EXCERPT PROVIDED.
THAT WAS A ****ING FOUL IF I HAVE EVER SEEN ONE, O'NEAL laid out rj!


----------



## Jizzy

I wish Wade never entered the NBA Draft. Stern is trying to push Wade and LBJ into the fans spectrum so hard that it's getting sickening


----------



## purplehaze89

Vince = the Nets. I realize that now.


----------



## squaleca

fruitcake said:


> like put in vince?



no post up JC!!


----------



## fruitcake

waht kind of coach takes out a player who has just scored 20 points in a quarter?


----------



## Vinsane

Watch Frank sit VC down until 5 minutes left in the game


----------



## squaleca

how many 20+ quarters does VC have this year?????


----------



## Krstic All-Star

Krstic - no shots in the 2nd half...


----------



## HB

purplehaze89 said:


> Vince = the Nets. I realize that now.


Maybe not, but this is probably why his +/- is higher than everyone else's


----------



## mjm1

Get Carter In Now


----------



## XRay34

33-0 streak will end


----------



## fruitcake

great plan frank.

we'll put in the offensive minded jason collins for clifford robinson so we can score.


----------



## Phenom Z28

Dang....Wade-Shaq redemption.

STATED GOAL 1.
Reproduce the records from their first line through the line containing "menu-kebab-icon[interactable]: ⋮ [974, 58, 1002, 86]", with both of those lines included.

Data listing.
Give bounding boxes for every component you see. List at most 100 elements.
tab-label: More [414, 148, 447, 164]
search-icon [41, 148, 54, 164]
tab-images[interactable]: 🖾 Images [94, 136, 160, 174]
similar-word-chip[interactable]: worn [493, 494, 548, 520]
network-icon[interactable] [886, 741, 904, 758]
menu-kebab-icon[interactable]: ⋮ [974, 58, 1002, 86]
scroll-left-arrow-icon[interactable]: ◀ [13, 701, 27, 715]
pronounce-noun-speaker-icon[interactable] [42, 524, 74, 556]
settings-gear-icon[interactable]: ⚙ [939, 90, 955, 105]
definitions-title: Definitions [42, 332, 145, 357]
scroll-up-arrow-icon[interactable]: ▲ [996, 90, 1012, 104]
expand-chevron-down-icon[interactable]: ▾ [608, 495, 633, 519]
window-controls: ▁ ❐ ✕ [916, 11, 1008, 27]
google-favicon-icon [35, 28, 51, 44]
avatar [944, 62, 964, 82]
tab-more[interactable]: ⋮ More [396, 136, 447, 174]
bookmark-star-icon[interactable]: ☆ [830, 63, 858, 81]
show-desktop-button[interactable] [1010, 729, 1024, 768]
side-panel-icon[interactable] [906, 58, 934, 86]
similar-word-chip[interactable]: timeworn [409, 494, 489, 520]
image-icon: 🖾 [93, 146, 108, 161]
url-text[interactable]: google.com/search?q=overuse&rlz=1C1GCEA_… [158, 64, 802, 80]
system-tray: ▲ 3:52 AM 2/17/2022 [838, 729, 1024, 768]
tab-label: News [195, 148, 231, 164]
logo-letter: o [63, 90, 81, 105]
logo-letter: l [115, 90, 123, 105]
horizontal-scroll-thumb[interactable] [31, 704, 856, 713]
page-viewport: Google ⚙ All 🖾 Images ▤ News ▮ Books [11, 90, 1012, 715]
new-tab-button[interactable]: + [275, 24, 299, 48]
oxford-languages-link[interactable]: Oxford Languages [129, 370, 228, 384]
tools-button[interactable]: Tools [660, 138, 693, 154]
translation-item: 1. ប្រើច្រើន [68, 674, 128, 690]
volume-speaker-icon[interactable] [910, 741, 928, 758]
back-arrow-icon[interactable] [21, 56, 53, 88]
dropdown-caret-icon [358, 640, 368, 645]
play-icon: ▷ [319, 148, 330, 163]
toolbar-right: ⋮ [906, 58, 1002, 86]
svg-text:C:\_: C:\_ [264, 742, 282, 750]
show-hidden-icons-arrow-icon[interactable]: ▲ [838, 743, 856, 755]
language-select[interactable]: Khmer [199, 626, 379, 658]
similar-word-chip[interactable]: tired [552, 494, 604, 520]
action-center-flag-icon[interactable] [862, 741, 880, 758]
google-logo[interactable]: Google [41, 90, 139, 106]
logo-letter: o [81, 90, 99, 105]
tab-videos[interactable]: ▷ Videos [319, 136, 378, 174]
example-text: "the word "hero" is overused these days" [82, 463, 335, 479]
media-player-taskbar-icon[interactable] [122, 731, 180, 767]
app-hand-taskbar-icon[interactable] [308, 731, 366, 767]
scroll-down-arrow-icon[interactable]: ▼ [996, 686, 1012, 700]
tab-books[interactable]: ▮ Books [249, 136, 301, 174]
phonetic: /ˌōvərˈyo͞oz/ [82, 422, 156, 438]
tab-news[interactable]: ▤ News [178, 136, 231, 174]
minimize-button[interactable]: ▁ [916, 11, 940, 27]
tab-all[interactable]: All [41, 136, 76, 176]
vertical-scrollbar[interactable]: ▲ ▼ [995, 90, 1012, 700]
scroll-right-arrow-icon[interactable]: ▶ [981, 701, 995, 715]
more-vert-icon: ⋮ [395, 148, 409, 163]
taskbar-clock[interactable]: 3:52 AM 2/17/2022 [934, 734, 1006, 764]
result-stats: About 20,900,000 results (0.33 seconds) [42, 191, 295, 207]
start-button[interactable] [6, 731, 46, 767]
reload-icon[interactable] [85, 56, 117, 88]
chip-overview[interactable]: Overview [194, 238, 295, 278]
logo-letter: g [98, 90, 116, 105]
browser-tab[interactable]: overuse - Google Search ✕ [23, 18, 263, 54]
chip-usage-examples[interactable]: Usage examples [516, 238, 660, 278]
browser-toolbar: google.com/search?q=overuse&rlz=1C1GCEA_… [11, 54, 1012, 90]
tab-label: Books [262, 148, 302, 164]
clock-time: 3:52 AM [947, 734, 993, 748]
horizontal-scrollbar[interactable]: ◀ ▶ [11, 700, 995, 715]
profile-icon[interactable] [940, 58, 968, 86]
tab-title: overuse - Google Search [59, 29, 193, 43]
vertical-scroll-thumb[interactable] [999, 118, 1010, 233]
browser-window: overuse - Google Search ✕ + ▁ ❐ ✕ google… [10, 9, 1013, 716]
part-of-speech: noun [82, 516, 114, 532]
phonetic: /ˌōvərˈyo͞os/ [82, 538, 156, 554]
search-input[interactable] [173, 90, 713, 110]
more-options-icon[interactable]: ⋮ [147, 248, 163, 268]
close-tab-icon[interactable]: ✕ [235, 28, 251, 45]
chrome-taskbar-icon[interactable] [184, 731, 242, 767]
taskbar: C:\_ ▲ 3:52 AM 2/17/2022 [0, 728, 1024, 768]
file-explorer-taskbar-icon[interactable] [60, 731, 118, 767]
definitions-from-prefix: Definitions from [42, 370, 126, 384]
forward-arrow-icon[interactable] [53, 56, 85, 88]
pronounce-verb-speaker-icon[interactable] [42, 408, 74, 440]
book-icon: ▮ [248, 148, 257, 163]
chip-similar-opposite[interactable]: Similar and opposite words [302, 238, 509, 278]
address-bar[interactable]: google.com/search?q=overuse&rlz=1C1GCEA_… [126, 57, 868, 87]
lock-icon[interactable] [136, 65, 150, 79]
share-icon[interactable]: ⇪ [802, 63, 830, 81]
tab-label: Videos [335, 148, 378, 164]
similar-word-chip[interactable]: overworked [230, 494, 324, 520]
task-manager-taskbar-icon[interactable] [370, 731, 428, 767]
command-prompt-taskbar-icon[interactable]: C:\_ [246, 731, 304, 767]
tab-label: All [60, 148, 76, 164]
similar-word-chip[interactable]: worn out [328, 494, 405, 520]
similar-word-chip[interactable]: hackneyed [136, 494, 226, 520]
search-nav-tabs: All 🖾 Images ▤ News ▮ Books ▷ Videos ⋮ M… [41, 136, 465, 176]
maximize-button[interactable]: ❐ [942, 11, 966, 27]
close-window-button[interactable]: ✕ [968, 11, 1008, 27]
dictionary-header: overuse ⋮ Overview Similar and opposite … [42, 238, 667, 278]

STATED GOAL 2.
In the forum thread, what reason does Jizzy give for wishing Wade had never entered the NBA Draft?

PROBLEM SOLUTION 1.
Give bounding boxes for every component you see. List at most 100 elements.
tab-label: More [414, 148, 447, 164]
search-icon [41, 148, 54, 164]
tab-images[interactable]: 🖾 Images [94, 136, 160, 174]
similar-word-chip[interactable]: worn [493, 494, 548, 520]
network-icon[interactable] [886, 741, 904, 758]
menu-kebab-icon[interactable]: ⋮ [974, 58, 1002, 86]

PROBLEM SOLUTION 2.
Jizzy says that Stern is pushing Wade and LBJ into the fans' spectrum so hard that it is getting sickening.